Work to do >>
Filter these entries so that only lines with the word "display" remain.

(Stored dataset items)
§

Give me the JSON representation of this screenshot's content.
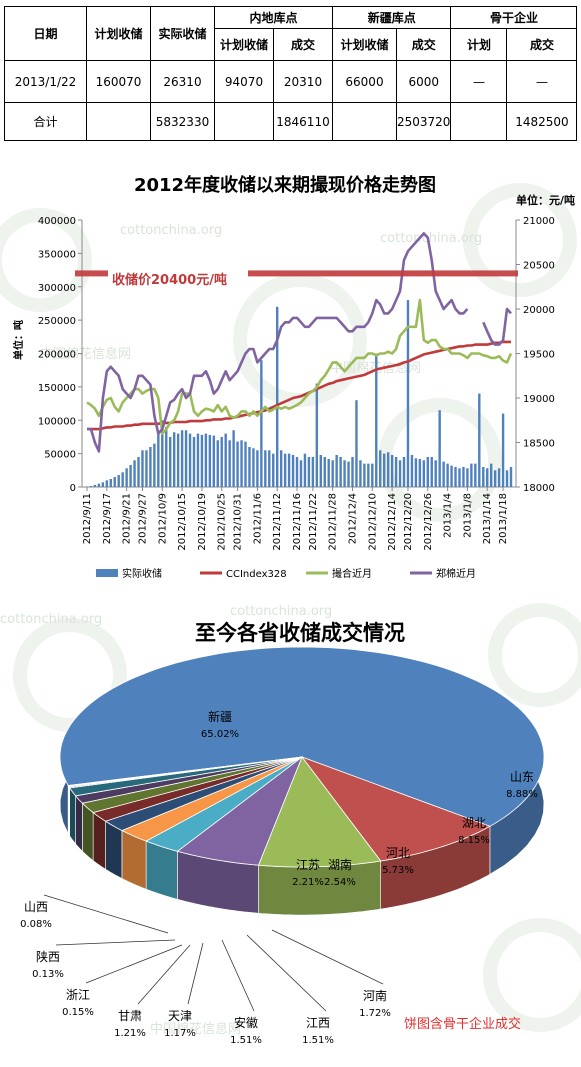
{
  "table": {
    "headers": {
      "date": "日期",
      "planned": "计划收储",
      "actual": "实际收储",
      "inland": "内地库点",
      "xinjiang": "新疆库点",
      "backbone": "骨干企业",
      "sub_planned": "计划收储",
      "sub_deal": "成交",
      "sub_plan_short": "计划"
    },
    "rows": [
      {
        "date": "2013/1/22",
        "planned": "160070",
        "actual": "26310",
        "inland_plan": "94070",
        "inland_deal": "20310",
        "xj_plan": "66000",
        "xj_deal": "6000",
        "bb_plan": "—",
        "bb_deal": "—"
      },
      {
        "date": "合计",
        "planned": "",
        "actual": "5832330",
        "inland_plan": "",
        "inland_deal": "1846110",
        "xj_plan": "",
        "xj_deal": "2503720",
        "bb_plan": "",
        "bb_deal": "1482500"
      }
    ]
  },
  "watermark": "cottonchina.org",
  "watermark_cn": "中国棉花信息网",
  "chart_data": [
    {
      "type": "bar+line",
      "title": "2012年度收储以来期撮现价格走势图",
      "y2_unit": "单位：元/吨",
      "ylabel": "单位：吨",
      "ylim": [
        0,
        400000
      ],
      "y2lim": [
        18000,
        21000
      ],
      "yticks": [
        "0",
        "50000",
        "100000",
        "150000",
        "200000",
        "250000",
        "300000",
        "350000",
        "400000"
      ],
      "y2ticks": [
        "18000",
        "18500",
        "19000",
        "19500",
        "20000",
        "20500",
        "21000"
      ],
      "xticks": [
        "2012/9/11",
        "2012/9/17",
        "2012/9/21",
        "2012/9/27",
        "2012/10/9",
        "2012/10/15",
        "2012/10/19",
        "2012/10/25",
        "2012/10/31",
        "2012/11/6",
        "2012/11/12",
        "2012/11/16",
        "2012/11/22",
        "2012/11/28",
        "2012/12/4",
        "2012/12/10",
        "2012/12/14",
        "2012/12/20",
        "2012/12/26",
        "2013/1/4",
        "2013/1/8",
        "2013/1/14",
        "2013/1/18"
      ],
      "ref_line": {
        "label": "收储价20400元/吨",
        "value": 20400,
        "color": "#c0393b"
      },
      "legend": [
        "实际收储",
        "CCIndex328",
        "撮合近月",
        "郑棉近月"
      ],
      "series": [
        {
          "name": "实际收储",
          "type": "bar",
          "color": "#4f81bd",
          "values": [
            500,
            1500,
            3000,
            5000,
            7000,
            10000,
            12000,
            15000,
            18000,
            22000,
            28000,
            33000,
            40000,
            45000,
            55000,
            55000,
            60000,
            65000,
            80000,
            100000,
            90000,
            75000,
            82000,
            80000,
            85000,
            85000,
            80000,
            75000,
            80000,
            78000,
            80000,
            78000,
            77000,
            70000,
            75000,
            80000,
            70000,
            85000,
            68000,
            70000,
            68000,
            60000,
            58000,
            55000,
            190000,
            55000,
            55000,
            50000,
            270000,
            55000,
            50000,
            50000,
            48000,
            45000,
            40000,
            50000,
            45000,
            45000,
            155000,
            48000,
            45000,
            42000,
            40000,
            48000,
            45000,
            40000,
            38000,
            45000,
            130000,
            40000,
            35000,
            35000,
            35000,
            200000,
            55000,
            50000,
            52000,
            48000,
            45000,
            40000,
            45000,
            280000,
            48000,
            43000,
            42000,
            40000,
            45000,
            45000,
            40000,
            115000,
            38000,
            35000,
            32000,
            30000,
            28000,
            30000,
            28000,
            35000,
            35000,
            140000,
            30000,
            28000,
            35000,
            25000,
            28000,
            110000,
            25000,
            30000
          ]
        },
        {
          "name": "CCIndex328",
          "type": "line",
          "axis": "right",
          "color": "#c0393b",
          "values": [
            18650,
            18650,
            18650,
            18650,
            18660,
            18670,
            18670,
            18680,
            18680,
            18680,
            18690,
            18690,
            18700,
            18700,
            18710,
            18710,
            18710,
            18710,
            18710,
            18720,
            18720,
            18720,
            18730,
            18730,
            18730,
            18730,
            18740,
            18740,
            18740,
            18740,
            18750,
            18750,
            18760,
            18760,
            18760,
            18770,
            18770,
            18780,
            18790,
            18800,
            18810,
            18820,
            18830,
            18840,
            18850,
            18860,
            18880,
            18900,
            18920,
            18940,
            18960,
            18980,
            19000,
            19010,
            19020,
            19040,
            19060,
            19080,
            19100,
            19120,
            19140,
            19160,
            19170,
            19190,
            19200,
            19210,
            19220,
            19230,
            19240,
            19250,
            19260,
            19280,
            19300,
            19320,
            19330,
            19340,
            19350,
            19360,
            19370,
            19380,
            19400,
            19410,
            19430,
            19450,
            19470,
            19490,
            19500,
            19510,
            19520,
            19530,
            19540,
            19550,
            19560,
            19570,
            19580,
            19580,
            19590,
            19590,
            19600,
            19600,
            19600,
            19600,
            19610,
            19620,
            19620,
            19630,
            19630,
            19630
          ]
        },
        {
          "name": "撮合近月",
          "type": "line",
          "axis": "right",
          "color": "#9bbb59",
          "values": [
            18950,
            18920,
            18880,
            18800,
            18900,
            18980,
            19000,
            18900,
            18850,
            18950,
            19000,
            19050,
            19100,
            19100,
            19050,
            19080,
            19100,
            19100,
            19000,
            18600,
            18650,
            18720,
            18750,
            18850,
            19050,
            19050,
            19050,
            18850,
            18800,
            18850,
            18880,
            18870,
            18850,
            18920,
            18850,
            18900,
            18800,
            18780,
            18800,
            18850,
            18850,
            18800,
            18850,
            18800,
            18850,
            18900,
            18850,
            18870,
            18900,
            18880,
            18900,
            18880,
            18900,
            18920,
            18950,
            19000,
            19050,
            19080,
            19120,
            19200,
            19250,
            19320,
            19400,
            19400,
            19350,
            19300,
            19350,
            19400,
            19450,
            19450,
            19450,
            19500,
            19500,
            19480,
            19500,
            19500,
            19520,
            19500,
            19550,
            19700,
            19750,
            19800,
            19800,
            19800,
            20100,
            19650,
            19620,
            19650,
            19650,
            19580,
            19550,
            19550,
            19500,
            19500,
            19500,
            19480,
            19450,
            19500,
            19500,
            19500,
            19480,
            19470,
            19450,
            19450,
            19470,
            19420,
            19400,
            19500
          ]
        },
        {
          "name": "郑棉近月",
          "type": "line",
          "axis": "right",
          "color": "#8064a2",
          "values": [
            18650,
            18650,
            18500,
            18400,
            19000,
            19300,
            19350,
            19300,
            19250,
            19100,
            19050,
            19000,
            19100,
            19250,
            19250,
            19200,
            19150,
            18800,
            18600,
            18650,
            18800,
            18950,
            18980,
            19050,
            19100,
            19000,
            19050,
            19250,
            19250,
            19250,
            19300,
            19200,
            19050,
            19100,
            19200,
            19300,
            19200,
            19250,
            19300,
            19400,
            19500,
            19550,
            19550,
            19400,
            19450,
            19500,
            19550,
            19550,
            19650,
            19800,
            19850,
            19850,
            19900,
            19900,
            19850,
            19800,
            19800,
            19850,
            19900,
            19900,
            19900,
            19900,
            19900,
            19900,
            19850,
            19800,
            19750,
            19750,
            19800,
            19800,
            19800,
            19850,
            19950,
            20100,
            20050,
            19950,
            19950,
            20000,
            20100,
            20200,
            20550,
            20650,
            20700,
            20750,
            20800,
            20850,
            20800,
            20550,
            20200,
            20100,
            20000,
            20050,
            20100,
            20000,
            19950,
            19950,
            20000,
            null,
            null,
            null,
            19850,
            19750,
            19650,
            19600,
            19600,
            19650,
            20000,
            19950
          ]
        }
      ]
    },
    {
      "type": "pie",
      "title": "至今各省收储成交情况",
      "note": "饼图含骨干企业成交",
      "slices": [
        {
          "label": "新疆",
          "value": 65.02,
          "pct": "65.02%",
          "color": "#4f81bd"
        },
        {
          "label": "山东",
          "value": 8.88,
          "pct": "8.88%",
          "color": "#c0504d"
        },
        {
          "label": "湖北",
          "value": 8.15,
          "pct": "8.15%",
          "color": "#9bbb59"
        },
        {
          "label": "河北",
          "value": 5.73,
          "pct": "5.73%",
          "color": "#8064a2"
        },
        {
          "label": "湖南",
          "value": 2.54,
          "pct": "2.54%",
          "color": "#4bacc6"
        },
        {
          "label": "江苏",
          "value": 2.21,
          "pct": "2.21%",
          "color": "#f79646"
        },
        {
          "label": "河南",
          "value": 1.72,
          "pct": "1.72%",
          "color": "#2c4d75"
        },
        {
          "label": "江西",
          "value": 1.51,
          "pct": "1.51%",
          "color": "#772c2a"
        },
        {
          "label": "安徽",
          "value": 1.51,
          "pct": "1.51%",
          "color": "#5f7530"
        },
        {
          "label": "天津",
          "value": 1.17,
          "pct": "1.17%",
          "color": "#4d3b62"
        },
        {
          "label": "甘肃",
          "value": 1.21,
          "pct": "1.21%",
          "color": "#276a7c"
        },
        {
          "label": "浙江",
          "value": 0.15,
          "pct": "0.15%",
          "color": "#b65708"
        },
        {
          "label": "陕西",
          "value": 0.13,
          "pct": "0.13%",
          "color": "#729aca"
        },
        {
          "label": "山西",
          "value": 0.08,
          "pct": "0.08%",
          "color": "#d07c7a"
        }
      ]
    }
  ]
}
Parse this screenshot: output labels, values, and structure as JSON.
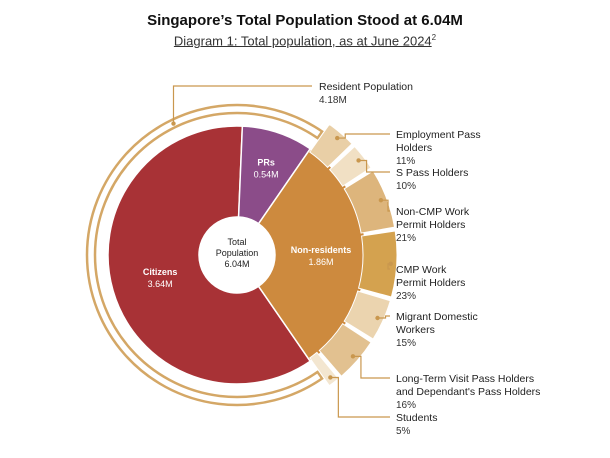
{
  "header": {
    "title": "Singapore’s Total Population Stood at 6.04M",
    "subtitle": "Diagram 1: Total population, as at June 2024",
    "subtitle_sup": "2"
  },
  "colors": {
    "citizens": "#A83236",
    "prs": "#8B4C89",
    "non_residents": "#CD8A3E",
    "outer_ring": "#D4A766",
    "leader": "#C9974E"
  },
  "chart_data": {
    "type": "pie",
    "center": {
      "label_line1": "Total",
      "label_line2": "Population",
      "value": "6.04M"
    },
    "resident": {
      "label": "Resident Population",
      "value": "4.18M"
    },
    "inner": [
      {
        "name": "Citizens",
        "value": 3.64,
        "display": "3.64M",
        "color": "#A83236"
      },
      {
        "name": "PRs",
        "value": 0.54,
        "display": "0.54M",
        "color": "#8B4C89"
      },
      {
        "name": "Non-residents",
        "value": 1.86,
        "display": "1.86M",
        "color": "#CD8A3E"
      }
    ],
    "breakdown": [
      {
        "lines": [
          "Employment Pass",
          "Holders"
        ],
        "pct": 11,
        "pct_label": "11%",
        "color": "#E9CFA6"
      },
      {
        "lines": [
          "S Pass Holders"
        ],
        "pct": 10,
        "pct_label": "10%",
        "color": "#F1E0C4"
      },
      {
        "lines": [
          "Non-CMP Work",
          "Permit Holders"
        ],
        "pct": 21,
        "pct_label": "21%",
        "color": "#DDB57C"
      },
      {
        "lines": [
          "CMP Work",
          "Permit Holders"
        ],
        "pct": 23,
        "pct_label": "23%",
        "color": "#D4A24F"
      },
      {
        "lines": [
          "Migrant Domestic",
          "Workers"
        ],
        "pct": 15,
        "pct_label": "15%",
        "color": "#EBD4AF"
      },
      {
        "lines": [
          "Long-Term Visit Pass Holders",
          "and Dependant's Pass Holders"
        ],
        "pct": 16,
        "pct_label": "16%",
        "color": "#E2C190"
      },
      {
        "lines": [
          "Students"
        ],
        "pct": 5,
        "pct_label": "5%",
        "color": "#F3E6D0"
      }
    ]
  }
}
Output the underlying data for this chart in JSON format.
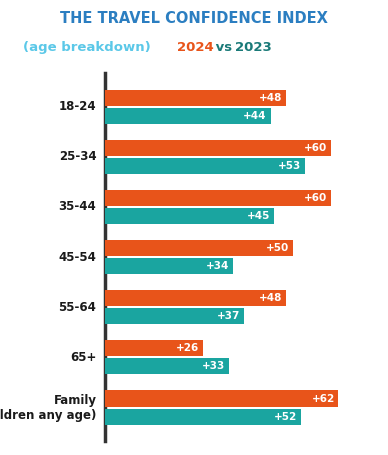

§

Answer to the problem >>
        "display": "3.64M",
        "display": "0.54M",
        "display": "1.86M",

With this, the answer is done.